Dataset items

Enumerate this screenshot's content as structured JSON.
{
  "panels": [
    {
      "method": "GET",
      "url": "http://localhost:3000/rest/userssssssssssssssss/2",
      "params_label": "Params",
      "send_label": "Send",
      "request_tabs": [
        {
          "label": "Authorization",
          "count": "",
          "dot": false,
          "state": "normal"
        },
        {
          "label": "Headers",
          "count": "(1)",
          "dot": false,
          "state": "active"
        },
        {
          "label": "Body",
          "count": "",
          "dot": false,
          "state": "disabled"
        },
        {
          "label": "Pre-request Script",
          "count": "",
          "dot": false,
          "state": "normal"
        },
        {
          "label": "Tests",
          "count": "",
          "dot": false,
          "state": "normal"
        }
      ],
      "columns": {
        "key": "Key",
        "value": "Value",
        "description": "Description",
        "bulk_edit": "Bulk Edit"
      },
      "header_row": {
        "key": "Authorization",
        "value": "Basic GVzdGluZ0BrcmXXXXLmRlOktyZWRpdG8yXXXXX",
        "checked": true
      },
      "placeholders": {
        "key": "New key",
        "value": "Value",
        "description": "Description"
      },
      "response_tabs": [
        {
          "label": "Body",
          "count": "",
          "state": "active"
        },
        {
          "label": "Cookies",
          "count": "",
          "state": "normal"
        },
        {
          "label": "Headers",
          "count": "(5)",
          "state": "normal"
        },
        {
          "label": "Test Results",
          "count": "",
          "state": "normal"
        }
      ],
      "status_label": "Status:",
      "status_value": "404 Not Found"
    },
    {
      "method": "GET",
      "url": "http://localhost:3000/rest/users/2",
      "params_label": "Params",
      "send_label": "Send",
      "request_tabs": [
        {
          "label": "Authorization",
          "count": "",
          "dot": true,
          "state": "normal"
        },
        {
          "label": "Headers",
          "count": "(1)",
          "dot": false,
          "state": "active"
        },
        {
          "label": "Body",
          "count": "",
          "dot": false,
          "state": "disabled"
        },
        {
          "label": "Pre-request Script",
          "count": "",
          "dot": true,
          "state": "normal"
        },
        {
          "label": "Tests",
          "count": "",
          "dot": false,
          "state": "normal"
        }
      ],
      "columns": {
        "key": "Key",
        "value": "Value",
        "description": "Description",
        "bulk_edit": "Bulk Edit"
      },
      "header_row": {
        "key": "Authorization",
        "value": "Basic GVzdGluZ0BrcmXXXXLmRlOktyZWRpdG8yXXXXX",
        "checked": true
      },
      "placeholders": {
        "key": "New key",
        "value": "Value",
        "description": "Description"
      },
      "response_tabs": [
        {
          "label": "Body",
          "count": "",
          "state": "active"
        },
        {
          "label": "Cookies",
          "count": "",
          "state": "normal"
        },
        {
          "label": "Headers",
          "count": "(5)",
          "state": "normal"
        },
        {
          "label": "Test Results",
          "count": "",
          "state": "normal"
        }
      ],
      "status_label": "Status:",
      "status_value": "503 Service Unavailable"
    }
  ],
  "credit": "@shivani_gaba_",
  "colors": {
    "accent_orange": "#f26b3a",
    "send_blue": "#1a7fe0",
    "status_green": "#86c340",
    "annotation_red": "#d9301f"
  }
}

(WHAT YOU HAVE TO DO) Output each record exactly, leaving nothing out.

(RESULT OF THIS TASK)
Enumerate this screenshot's content as structured JSON.
{
  "panels": [
    {
      "method": "GET",
      "url": "http://localhost:3000/rest/userssssssssssssssss/2",
      "params_label": "Params",
      "send_label": "Send",
      "request_tabs": [
        {
          "label": "Authorization",
          "count": "",
          "dot": false,
          "state": "normal"
        },
        {
          "label": "Headers",
          "count": "(1)",
          "dot": false,
          "state": "active"
        },
        {
          "label": "Body",
          "count": "",
          "dot": false,
          "state": "disabled"
        },
        {
          "label": "Pre-request Script",
          "count": "",
          "dot": false,
          "state": "normal"
        },
        {
          "label": "Tests",
          "count": "",
          "dot": false,
          "state": "normal"
        }
      ],
      "columns": {
        "key": "Key",
        "value": "Value",
        "description": "Description",
        "bulk_edit": "Bulk Edit"
      },
      "header_row": {
        "key": "Authorization",
        "value": "Basic GVzdGluZ0BrcmXXXXLmRlOktyZWRpdG8yXXXXX",
        "checked": true
      },
      "placeholders": {
        "key": "New key",
        "value": "Value",
        "description": "Description"
      },
      "response_tabs": [
        {
          "label": "Body",
          "count": "",
          "state": "active"
        },
        {
          "label": "Cookies",
          "count": "",
          "state": "normal"
        },
        {
          "label": "Headers",
          "count": "(5)",
          "state": "normal"
        },
        {
          "label": "Test Results",
          "count": "",
          "state": "normal"
        }
      ],
      "status_label": "Status:",
      "status_value": "404 Not Found"
    },
    {
      "method": "GET",
      "url": "http://localhost:3000/rest/users/2",
      "params_label": "Params",
      "send_label": "Send",
      "request_tabs": [
        {
          "label": "Authorization",
          "count": "",
          "dot": true,
          "state": "normal"
        },
        {
          "label": "Headers",
          "count": "(1)",
          "dot": false,
          "state": "active"
        },
        {
          "label": "Body",
          "count": "",
          "dot": false,
          "state": "disabled"
        },
        {
          "label": "Pre-request Script",
          "count": "",
          "dot": true,
          "state": "normal"
        },
        {
          "label": "Tests",
          "count": "",
          "dot": false,
          "state": "normal"
        }
      ],
      "columns": {
        "key": "Key",
        "value": "Value",
        "description": "Description",
        "bulk_edit": "Bulk Edit"
      },
      "header_row": {
        "key": "Authorization",
        "value": "Basic GVzdGluZ0BrcmXXXXLmRlOktyZWRpdG8yXXXXX",
        "checked": true
      },
      "placeholders": {
        "key": "New key",
        "value": "Value",
        "description": "Description"
      },
      "response_tabs": [
        {
          "label": "Body",
          "count": "",
          "state": "active"
        },
        {
          "label": "Cookies",
          "count": "",
          "state": "normal"
        },
        {
          "label": "Headers",
          "count": "(5)",
          "state": "normal"
        },
        {
          "label": "Test Results",
          "count": "",
          "state": "normal"
        }
      ],
      "status_label": "Status:",
      "status_value": "503 Service Unavailable"
    }
  ],
  "credit": "@shivani_gaba_",
  "colors": {
    "accent_orange": "#f26b3a",
    "send_blue": "#1a7fe0",
    "status_green": "#86c340",
    "annotation_red": "#d9301f"
  }
}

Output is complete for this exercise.